-- Start of RAW RECORDS --

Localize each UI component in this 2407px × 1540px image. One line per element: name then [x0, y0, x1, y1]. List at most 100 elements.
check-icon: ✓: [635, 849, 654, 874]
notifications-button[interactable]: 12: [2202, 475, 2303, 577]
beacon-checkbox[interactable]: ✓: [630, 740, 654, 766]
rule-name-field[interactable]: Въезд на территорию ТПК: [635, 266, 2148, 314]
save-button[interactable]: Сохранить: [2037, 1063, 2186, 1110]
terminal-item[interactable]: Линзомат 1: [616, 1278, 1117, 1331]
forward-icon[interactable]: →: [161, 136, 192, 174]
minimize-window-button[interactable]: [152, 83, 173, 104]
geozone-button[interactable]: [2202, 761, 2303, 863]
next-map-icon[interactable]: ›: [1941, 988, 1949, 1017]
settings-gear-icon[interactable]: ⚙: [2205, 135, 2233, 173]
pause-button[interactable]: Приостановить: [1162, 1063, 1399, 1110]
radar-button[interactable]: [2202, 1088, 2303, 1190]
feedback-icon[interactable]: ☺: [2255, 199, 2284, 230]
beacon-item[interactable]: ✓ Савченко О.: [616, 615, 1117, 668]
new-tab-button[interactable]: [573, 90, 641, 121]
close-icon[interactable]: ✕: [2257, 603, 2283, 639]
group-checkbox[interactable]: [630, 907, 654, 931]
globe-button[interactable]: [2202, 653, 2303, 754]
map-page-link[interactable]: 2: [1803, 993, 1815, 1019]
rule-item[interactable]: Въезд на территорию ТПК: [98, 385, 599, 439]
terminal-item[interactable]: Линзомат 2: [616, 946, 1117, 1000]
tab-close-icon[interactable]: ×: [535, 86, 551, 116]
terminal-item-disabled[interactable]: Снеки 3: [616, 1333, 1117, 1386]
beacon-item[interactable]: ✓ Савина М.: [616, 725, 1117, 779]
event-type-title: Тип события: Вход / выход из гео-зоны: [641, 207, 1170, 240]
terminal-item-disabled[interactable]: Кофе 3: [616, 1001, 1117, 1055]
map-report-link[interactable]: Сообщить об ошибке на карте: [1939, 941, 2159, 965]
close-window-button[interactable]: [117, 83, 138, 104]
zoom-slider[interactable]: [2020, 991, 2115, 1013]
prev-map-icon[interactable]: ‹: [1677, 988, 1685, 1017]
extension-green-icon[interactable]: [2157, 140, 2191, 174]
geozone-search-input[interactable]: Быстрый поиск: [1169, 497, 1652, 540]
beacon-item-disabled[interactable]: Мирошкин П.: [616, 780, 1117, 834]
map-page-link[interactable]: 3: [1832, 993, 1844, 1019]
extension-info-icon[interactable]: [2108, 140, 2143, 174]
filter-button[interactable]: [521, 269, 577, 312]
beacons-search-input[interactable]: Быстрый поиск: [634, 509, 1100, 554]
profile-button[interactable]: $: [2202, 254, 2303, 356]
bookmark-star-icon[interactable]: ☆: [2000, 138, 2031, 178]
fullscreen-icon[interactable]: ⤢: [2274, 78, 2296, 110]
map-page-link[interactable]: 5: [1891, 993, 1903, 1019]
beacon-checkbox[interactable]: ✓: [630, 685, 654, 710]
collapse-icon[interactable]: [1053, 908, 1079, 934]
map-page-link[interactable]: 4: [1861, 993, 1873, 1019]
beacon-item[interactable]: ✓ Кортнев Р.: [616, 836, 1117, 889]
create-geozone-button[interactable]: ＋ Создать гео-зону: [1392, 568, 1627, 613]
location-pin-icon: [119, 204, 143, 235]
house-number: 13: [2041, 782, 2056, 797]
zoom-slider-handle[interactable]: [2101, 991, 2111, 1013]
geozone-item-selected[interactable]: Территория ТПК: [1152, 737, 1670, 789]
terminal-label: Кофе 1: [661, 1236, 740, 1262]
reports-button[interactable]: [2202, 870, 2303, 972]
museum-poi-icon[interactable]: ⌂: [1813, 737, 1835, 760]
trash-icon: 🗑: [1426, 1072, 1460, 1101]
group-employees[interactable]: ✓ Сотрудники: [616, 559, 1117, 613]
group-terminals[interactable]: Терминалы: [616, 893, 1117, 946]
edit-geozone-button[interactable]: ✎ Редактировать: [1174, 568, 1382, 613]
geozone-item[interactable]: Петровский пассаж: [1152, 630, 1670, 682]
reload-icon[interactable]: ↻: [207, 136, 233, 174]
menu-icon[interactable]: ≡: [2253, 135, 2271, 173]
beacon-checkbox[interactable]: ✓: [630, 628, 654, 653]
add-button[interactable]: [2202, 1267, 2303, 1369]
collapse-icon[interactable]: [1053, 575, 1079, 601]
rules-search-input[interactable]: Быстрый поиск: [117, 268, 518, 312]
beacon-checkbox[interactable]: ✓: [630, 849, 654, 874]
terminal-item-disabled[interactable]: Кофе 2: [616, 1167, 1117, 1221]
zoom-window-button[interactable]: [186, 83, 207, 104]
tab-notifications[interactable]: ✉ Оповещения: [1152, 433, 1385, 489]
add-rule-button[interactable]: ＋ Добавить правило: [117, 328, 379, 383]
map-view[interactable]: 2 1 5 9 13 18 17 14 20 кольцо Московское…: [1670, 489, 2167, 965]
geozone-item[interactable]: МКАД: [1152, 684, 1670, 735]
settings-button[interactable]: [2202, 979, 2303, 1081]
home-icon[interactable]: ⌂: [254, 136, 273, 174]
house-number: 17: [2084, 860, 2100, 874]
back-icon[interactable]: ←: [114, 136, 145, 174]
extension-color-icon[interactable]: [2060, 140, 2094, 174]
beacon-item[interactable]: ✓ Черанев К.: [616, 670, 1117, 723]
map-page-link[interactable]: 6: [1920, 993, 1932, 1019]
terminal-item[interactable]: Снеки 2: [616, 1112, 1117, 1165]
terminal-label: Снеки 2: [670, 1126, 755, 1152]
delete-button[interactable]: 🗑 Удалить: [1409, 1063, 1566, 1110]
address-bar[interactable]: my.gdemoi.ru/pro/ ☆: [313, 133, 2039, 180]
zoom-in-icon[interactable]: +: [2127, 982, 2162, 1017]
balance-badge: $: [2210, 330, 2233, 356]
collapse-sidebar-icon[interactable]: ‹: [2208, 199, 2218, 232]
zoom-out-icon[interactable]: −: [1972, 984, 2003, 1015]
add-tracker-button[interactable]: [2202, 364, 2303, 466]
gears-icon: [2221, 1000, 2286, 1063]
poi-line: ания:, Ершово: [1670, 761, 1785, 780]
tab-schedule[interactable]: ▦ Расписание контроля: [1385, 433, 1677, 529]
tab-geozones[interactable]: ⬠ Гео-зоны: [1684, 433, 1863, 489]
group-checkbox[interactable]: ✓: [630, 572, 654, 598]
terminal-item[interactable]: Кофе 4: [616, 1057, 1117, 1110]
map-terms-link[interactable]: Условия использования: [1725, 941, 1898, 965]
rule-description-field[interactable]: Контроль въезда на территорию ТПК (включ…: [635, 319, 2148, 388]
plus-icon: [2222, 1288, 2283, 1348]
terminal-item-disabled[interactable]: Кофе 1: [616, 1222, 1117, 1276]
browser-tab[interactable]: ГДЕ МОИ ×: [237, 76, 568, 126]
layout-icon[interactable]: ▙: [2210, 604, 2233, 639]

-- End of RAW RECORDS --

Write each line of the records above as a JSON list of strings, with one string per line and no blank lines.

**THE RESULT:**
[
  "Localize each UI component in this 2407px × 1540px image. One line per element: name then [x0, y0, x1, y1]. List at most 100 elements.",
  "check-icon: ✓: [635, 849, 654, 874]",
  "notifications-button[interactable]: 12: [2202, 475, 2303, 577]",
  "beacon-checkbox[interactable]: ✓: [630, 740, 654, 766]",
  "rule-name-field[interactable]: Въезд на территорию ТПК: [635, 266, 2148, 314]",
  "save-button[interactable]: Сохранить: [2037, 1063, 2186, 1110]",
  "terminal-item[interactable]: Линзомат 1: [616, 1278, 1117, 1331]",
  "forward-icon[interactable]: →: [161, 136, 192, 174]",
  "minimize-window-button[interactable]: [152, 83, 173, 104]",
  "geozone-button[interactable]: [2202, 761, 2303, 863]",
  "next-map-icon[interactable]: ›: [1941, 988, 1949, 1017]",
  "settings-gear-icon[interactable]: ⚙: [2205, 135, 2233, 173]",
  "pause-button[interactable]: Приостановить: [1162, 1063, 1399, 1110]",
  "radar-button[interactable]: [2202, 1088, 2303, 1190]",
  "feedback-icon[interactable]: ☺: [2255, 199, 2284, 230]",
  "beacon-item[interactable]: ✓ Савченко О.: [616, 615, 1117, 668]",
  "new-tab-button[interactable]: [573, 90, 641, 121]",
  "close-icon[interactable]: ✕: [2257, 603, 2283, 639]",
  "group-checkbox[interactable]: [630, 907, 654, 931]",
  "globe-button[interactable]: [2202, 653, 2303, 754]",
  "map-page-link[interactable]: 2: [1803, 993, 1815, 1019]",
  "rule-item[interactable]: Въезд на территорию ТПК: [98, 385, 599, 439]",
  "terminal-item[interactable]: Линзомат 2: [616, 946, 1117, 1000]",
  "tab-close-icon[interactable]: ×: [535, 86, 551, 116]",
  "terminal-item-disabled[interactable]: Снеки 3: [616, 1333, 1117, 1386]",
  "beacon-item[interactable]: ✓ Савина М.: [616, 725, 1117, 779]",
  "event-type-title: Тип события: Вход / выход из гео-зоны: [641, 207, 1170, 240]",
  "terminal-item-disabled[interactable]: Кофе 3: [616, 1001, 1117, 1055]",
  "map-report-link[interactable]: Сообщить об ошибке на карте: [1939, 941, 2159, 965]",
  "close-window-button[interactable]: [117, 83, 138, 104]",
  "zoom-slider[interactable]: [2020, 991, 2115, 1013]",
  "prev-map-icon[interactable]: ‹: [1677, 988, 1685, 1017]",
  "extension-green-icon[interactable]: [2157, 140, 2191, 174]",
  "geozone-search-input[interactable]: Быстрый поиск: [1169, 497, 1652, 540]",
  "beacon-item-disabled[interactable]: Мирошкин П.: [616, 780, 1117, 834]",
  "map-page-link[interactable]: 3: [1832, 993, 1844, 1019]",
  "extension-info-icon[interactable]: [2108, 140, 2143, 174]",
  "filter-button[interactable]: [521, 269, 577, 312]",
  "beacons-search-input[interactable]: Быстрый поиск: [634, 509, 1100, 554]",
  "profile-button[interactable]: $: [2202, 254, 2303, 356]",
  "bookmark-star-icon[interactable]: ☆: [2000, 138, 2031, 178]",
  "fullscreen-icon[interactable]: ⤢: [2274, 78, 2296, 110]",
  "map-page-link[interactable]: 5: [1891, 993, 1903, 1019]",
  "beacon-checkbox[interactable]: ✓: [630, 685, 654, 710]",
  "collapse-icon[interactable]: [1053, 908, 1079, 934]",
  "map-page-link[interactable]: 4: [1861, 993, 1873, 1019]",
  "beacon-item[interactable]: ✓ Кортнев Р.: [616, 836, 1117, 889]",
  "create-geozone-button[interactable]: ＋ Создать гео-зону: [1392, 568, 1627, 613]",
  "location-pin-icon: [119, 204, 143, 235]",
  "house-number: 13: [2041, 782, 2056, 797]",
  "zoom-slider-handle[interactable]: [2101, 991, 2111, 1013]",
  "geozone-item-selected[interactable]: Территория ТПК: [1152, 737, 1670, 789]",
  "terminal-label: Кофе 1: [661, 1236, 740, 1262]",
  "reports-button[interactable]: [2202, 870, 2303, 972]",
  "museum-poi-icon[interactable]: ⌂: [1813, 737, 1835, 760]",
  "trash-icon: 🗑: [1426, 1072, 1460, 1101]",
  "group-employees[interactable]: ✓ Сотрудники: [616, 559, 1117, 613]",
  "group-terminals[interactable]: Терминалы: [616, 893, 1117, 946]",
  "edit-geozone-button[interactable]: ✎ Редактировать: [1174, 568, 1382, 613]",
  "geozone-item[interactable]: Петровский пассаж: [1152, 630, 1670, 682]",
  "reload-icon[interactable]: ↻: [207, 136, 233, 174]",
  "menu-icon[interactable]: ≡: [2253, 135, 2271, 173]",
  "beacon-checkbox[interactable]: ✓: [630, 628, 654, 653]",
  "add-button[interactable]: [2202, 1267, 2303, 1369]",
  "collapse-icon[interactable]: [1053, 575, 1079, 601]",
  "rules-search-input[interactable]: Быстрый поиск: [117, 268, 518, 312]",
  "beacon-checkbox[interactable]: ✓: [630, 849, 654, 874]",
  "terminal-item-disabled[interactable]: Кофе 2: [616, 1167, 1117, 1221]",
  "zoom-window-button[interactable]: [186, 83, 207, 104]",
  "tab-notifications[interactable]: ✉ Оповещения: [1152, 433, 1385, 489]",
  "add-rule-button[interactable]: ＋ Добавить правило: [117, 328, 379, 383]",
  "map-view[interactable]: 2 1 5 9 13 18 17 14 20 кольцо Московское…: [1670, 489, 2167, 965]",
  "geozone-item[interactable]: МКАД: [1152, 684, 1670, 735]",
  "settings-button[interactable]: [2202, 979, 2303, 1081]",
  "home-icon[interactable]: ⌂: [254, 136, 273, 174]",
  "house-number: 17: [2084, 860, 2100, 874]",
  "back-icon[interactable]: ←: [114, 136, 145, 174]",
  "extension-color-icon[interactable]: [2060, 140, 2094, 174]",
  "beacon-item[interactable]: ✓ Черанев К.: [616, 670, 1117, 723]",
  "map-page-link[interactable]: 6: [1920, 993, 1932, 1019]",
  "terminal-item[interactable]: Снеки 2: [616, 1112, 1117, 1165]",
  "terminal-label: Снеки 2: [670, 1126, 755, 1152]",
  "delete-button[interactable]: 🗑 Удалить: [1409, 1063, 1566, 1110]",
  "address-bar[interactable]: my.gdemoi.ru/pro/ ☆: [313, 133, 2039, 180]",
  "zoom-in-icon[interactable]: +: [2127, 982, 2162, 1017]",
  "balance-badge: $: [2210, 330, 2233, 356]",
  "collapse-sidebar-icon[interactable]: ‹: [2208, 199, 2218, 232]",
  "zoom-out-icon[interactable]: −: [1972, 984, 2003, 1015]",
  "add-tracker-button[interactable]: [2202, 364, 2303, 466]",
  "gears-icon: [2221, 1000, 2286, 1063]",
  "poi-line: ания:, Ершово: [1670, 761, 1785, 780]",
  "tab-schedule[interactable]: ▦ Расписание контроля: [1385, 433, 1677, 529]",
  "tab-geozones[interactable]: ⬠ Гео-зоны: [1684, 433, 1863, 489]",
  "group-checkbox[interactable]: ✓: [630, 572, 654, 598]",
  "terminal-item[interactable]: Кофе 4: [616, 1057, 1117, 1110]",
  "map-terms-link[interactable]: Условия использования: [1725, 941, 1898, 965]",
  "rule-description-field[interactable]: Контроль въезда на территорию ТПК (включ…: [635, 319, 2148, 388]",
  "plus-icon: [2222, 1288, 2283, 1348]",
  "terminal-item-disabled[interactable]: Кофе 1: [616, 1222, 1117, 1276]",
  "browser-tab[interactable]: ГДЕ МОИ ×: [237, 76, 568, 126]",
  "layout-icon[interactable]: ▙: [2210, 604, 2233, 639]"
]